**Exercise requirements:**
From the listing below, extract every line containing "title".
-- Start --
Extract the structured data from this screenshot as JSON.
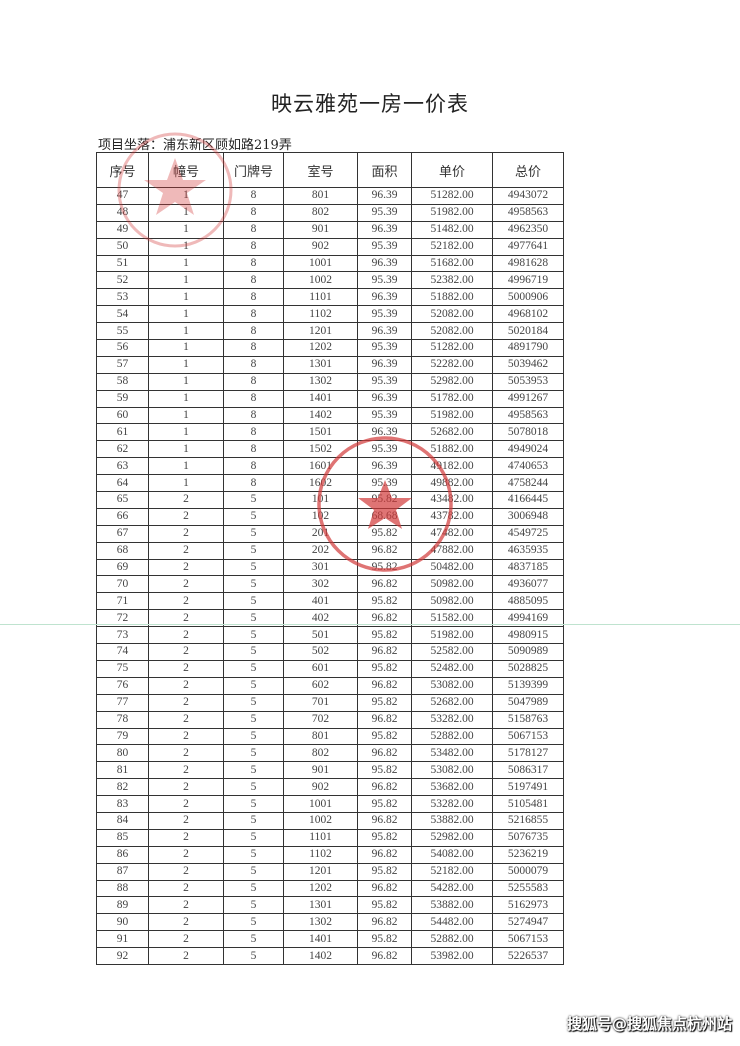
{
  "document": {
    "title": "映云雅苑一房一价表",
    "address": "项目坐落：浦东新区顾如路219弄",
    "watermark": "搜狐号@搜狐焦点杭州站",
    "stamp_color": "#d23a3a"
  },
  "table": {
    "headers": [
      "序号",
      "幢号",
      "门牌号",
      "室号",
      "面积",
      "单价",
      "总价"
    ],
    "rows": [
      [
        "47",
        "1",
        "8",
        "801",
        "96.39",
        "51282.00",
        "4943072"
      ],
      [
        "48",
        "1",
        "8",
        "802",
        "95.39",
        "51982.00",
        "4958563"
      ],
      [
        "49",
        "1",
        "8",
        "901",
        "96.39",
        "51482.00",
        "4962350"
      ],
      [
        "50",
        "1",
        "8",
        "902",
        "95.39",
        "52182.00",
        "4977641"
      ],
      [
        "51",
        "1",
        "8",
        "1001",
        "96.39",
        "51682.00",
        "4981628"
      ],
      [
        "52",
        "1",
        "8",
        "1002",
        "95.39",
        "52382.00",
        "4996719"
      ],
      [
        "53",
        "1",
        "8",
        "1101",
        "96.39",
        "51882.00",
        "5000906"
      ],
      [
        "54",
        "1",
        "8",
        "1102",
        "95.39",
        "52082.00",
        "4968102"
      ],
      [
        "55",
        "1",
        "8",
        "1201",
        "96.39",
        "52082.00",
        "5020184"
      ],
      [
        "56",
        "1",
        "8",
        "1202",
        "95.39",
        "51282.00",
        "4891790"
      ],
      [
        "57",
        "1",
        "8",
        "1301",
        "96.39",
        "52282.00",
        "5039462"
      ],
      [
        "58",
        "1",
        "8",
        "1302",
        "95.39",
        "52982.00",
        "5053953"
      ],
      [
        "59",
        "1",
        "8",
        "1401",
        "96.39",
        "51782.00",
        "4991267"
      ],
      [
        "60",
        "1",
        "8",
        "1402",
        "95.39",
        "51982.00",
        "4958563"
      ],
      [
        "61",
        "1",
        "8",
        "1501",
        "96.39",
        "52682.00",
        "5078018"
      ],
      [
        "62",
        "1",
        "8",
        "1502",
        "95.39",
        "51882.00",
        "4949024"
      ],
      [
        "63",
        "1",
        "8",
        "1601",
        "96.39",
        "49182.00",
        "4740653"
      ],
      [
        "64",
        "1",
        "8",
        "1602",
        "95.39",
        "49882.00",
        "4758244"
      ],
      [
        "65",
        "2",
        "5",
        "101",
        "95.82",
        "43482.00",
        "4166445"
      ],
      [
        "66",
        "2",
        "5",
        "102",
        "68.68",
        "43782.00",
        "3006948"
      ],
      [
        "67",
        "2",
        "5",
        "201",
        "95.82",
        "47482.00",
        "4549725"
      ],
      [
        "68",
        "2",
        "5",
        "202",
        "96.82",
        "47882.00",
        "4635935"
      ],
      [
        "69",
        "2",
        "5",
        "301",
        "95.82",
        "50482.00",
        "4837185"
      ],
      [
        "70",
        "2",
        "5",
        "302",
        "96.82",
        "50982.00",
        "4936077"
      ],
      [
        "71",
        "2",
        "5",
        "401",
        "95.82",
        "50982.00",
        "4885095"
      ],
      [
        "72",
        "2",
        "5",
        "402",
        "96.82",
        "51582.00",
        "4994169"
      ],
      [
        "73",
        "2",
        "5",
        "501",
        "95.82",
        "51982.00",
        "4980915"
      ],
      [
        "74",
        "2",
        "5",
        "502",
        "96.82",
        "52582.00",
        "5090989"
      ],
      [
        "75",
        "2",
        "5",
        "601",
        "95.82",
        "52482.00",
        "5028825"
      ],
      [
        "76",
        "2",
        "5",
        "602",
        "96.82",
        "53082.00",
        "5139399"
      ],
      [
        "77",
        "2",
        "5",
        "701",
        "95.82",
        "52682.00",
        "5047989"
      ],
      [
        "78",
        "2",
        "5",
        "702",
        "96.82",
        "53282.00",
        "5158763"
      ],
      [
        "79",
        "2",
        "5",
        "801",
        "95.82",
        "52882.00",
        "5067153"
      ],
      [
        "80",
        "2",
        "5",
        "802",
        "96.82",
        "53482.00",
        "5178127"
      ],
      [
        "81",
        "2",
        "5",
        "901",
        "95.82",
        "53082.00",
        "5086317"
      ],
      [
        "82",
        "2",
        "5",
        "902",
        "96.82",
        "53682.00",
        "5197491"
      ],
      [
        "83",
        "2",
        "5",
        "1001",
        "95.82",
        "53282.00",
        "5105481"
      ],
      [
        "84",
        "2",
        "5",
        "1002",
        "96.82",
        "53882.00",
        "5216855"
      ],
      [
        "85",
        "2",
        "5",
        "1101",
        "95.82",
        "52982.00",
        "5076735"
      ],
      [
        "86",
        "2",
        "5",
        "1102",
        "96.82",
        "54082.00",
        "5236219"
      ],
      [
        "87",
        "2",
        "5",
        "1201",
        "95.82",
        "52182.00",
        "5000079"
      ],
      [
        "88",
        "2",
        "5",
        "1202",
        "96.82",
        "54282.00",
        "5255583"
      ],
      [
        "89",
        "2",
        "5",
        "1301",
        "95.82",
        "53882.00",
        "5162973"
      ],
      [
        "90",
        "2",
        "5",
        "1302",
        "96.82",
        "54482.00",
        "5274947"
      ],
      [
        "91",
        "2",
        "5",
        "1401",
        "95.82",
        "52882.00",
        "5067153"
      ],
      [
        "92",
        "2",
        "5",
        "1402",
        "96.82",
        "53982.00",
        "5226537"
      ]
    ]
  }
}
-- End --
-- Start --
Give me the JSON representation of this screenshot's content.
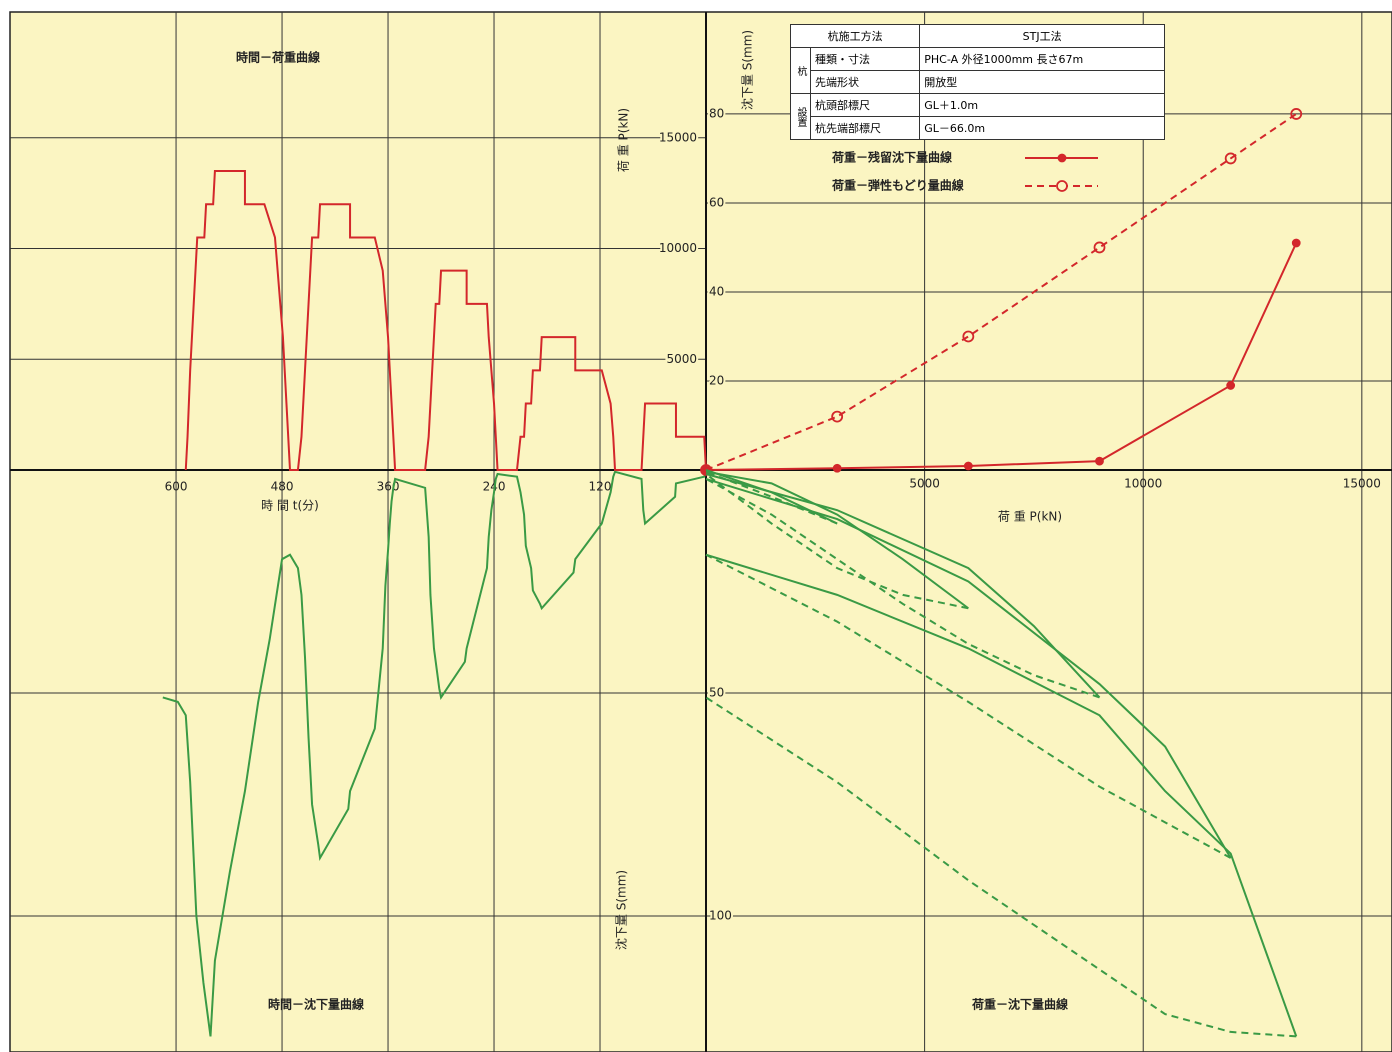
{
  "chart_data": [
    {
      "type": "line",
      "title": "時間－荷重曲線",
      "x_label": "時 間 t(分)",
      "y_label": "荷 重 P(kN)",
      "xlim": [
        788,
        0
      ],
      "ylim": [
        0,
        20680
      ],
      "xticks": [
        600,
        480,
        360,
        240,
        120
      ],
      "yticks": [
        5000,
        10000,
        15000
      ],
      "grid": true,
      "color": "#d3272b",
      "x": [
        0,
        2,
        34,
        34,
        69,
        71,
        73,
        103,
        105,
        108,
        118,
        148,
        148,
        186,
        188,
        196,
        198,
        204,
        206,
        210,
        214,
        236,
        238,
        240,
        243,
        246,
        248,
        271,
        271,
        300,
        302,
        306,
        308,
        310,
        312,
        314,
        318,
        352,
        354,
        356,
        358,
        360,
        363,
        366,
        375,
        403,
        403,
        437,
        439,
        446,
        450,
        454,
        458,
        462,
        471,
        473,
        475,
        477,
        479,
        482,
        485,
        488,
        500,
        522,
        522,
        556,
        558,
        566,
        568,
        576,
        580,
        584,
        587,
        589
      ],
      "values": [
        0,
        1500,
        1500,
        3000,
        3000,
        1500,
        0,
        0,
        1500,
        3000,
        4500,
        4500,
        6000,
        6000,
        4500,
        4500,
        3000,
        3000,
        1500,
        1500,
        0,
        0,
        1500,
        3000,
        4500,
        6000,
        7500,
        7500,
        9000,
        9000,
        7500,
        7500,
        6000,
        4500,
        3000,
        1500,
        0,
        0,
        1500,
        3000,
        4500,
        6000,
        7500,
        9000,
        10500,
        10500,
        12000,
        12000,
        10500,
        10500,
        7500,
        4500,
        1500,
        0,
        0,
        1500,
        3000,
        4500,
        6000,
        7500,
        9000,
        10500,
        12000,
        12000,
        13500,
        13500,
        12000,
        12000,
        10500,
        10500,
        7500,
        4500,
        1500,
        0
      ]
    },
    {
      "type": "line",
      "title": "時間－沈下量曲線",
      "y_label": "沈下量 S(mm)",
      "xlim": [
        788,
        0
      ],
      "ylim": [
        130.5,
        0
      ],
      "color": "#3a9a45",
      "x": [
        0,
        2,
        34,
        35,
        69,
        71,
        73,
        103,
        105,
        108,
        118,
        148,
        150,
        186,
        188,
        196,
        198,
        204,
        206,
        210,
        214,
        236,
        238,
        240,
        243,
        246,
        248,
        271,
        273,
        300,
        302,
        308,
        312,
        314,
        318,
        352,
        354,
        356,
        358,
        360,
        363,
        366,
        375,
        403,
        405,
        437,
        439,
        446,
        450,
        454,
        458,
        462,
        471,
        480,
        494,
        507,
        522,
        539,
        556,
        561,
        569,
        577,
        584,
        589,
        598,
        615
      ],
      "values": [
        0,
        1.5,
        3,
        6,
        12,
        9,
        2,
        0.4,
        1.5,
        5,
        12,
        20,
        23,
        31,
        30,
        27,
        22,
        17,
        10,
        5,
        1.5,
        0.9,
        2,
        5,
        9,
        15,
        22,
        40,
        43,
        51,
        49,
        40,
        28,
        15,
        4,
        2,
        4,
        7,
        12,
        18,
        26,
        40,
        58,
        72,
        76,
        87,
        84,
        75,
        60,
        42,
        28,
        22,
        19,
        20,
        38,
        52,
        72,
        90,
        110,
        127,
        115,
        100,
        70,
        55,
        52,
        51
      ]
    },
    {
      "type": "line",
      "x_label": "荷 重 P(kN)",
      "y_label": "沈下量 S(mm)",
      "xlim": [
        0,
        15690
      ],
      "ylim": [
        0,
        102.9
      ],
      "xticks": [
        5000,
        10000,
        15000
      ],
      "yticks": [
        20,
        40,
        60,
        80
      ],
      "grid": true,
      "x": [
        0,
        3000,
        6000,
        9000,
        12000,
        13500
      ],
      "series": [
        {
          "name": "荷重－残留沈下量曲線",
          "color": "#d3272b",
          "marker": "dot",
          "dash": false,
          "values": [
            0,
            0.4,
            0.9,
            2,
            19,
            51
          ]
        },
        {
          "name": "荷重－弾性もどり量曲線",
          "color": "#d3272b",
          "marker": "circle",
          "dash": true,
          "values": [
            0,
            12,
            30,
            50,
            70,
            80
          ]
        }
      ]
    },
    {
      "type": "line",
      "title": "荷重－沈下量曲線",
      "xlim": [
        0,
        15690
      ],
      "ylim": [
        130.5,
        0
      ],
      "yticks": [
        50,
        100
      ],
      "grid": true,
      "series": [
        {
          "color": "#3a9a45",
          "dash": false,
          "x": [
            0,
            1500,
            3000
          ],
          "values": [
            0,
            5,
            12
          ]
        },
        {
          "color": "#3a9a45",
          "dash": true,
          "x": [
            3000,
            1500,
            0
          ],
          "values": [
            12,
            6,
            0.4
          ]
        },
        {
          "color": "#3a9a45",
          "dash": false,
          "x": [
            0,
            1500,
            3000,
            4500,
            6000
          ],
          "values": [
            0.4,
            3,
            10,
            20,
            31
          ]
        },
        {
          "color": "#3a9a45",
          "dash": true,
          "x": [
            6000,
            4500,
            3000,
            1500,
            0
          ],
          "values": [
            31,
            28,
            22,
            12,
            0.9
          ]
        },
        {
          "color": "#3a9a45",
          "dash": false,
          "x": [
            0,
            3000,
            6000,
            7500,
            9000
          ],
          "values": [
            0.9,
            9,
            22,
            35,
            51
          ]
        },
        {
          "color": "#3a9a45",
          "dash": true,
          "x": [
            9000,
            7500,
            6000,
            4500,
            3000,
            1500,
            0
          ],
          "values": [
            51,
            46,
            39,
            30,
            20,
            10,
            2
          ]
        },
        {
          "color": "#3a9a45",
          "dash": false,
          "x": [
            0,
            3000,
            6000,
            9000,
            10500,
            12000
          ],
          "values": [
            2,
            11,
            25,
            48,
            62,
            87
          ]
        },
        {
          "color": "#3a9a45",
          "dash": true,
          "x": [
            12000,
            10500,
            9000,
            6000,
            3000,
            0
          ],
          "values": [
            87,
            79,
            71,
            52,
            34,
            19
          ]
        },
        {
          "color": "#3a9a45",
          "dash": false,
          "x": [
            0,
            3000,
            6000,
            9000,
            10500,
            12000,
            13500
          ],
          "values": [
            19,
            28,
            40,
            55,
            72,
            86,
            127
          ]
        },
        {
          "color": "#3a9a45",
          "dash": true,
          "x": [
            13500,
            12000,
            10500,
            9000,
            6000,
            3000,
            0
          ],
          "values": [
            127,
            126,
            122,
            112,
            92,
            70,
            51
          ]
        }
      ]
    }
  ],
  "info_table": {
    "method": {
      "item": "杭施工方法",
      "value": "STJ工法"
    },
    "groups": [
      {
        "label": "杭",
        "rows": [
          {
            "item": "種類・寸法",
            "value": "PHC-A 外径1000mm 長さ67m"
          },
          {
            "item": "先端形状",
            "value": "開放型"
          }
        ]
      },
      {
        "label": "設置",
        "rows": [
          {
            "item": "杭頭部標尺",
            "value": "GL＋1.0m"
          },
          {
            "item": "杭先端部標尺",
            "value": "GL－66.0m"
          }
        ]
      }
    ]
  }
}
-- End --
**Complete response:**
    "title": "映云雅苑一房一价表",
      "title": "時間－荷重曲線",
      "title": "時間－沈下量曲線",
      "title": "荷重－沈下量曲線",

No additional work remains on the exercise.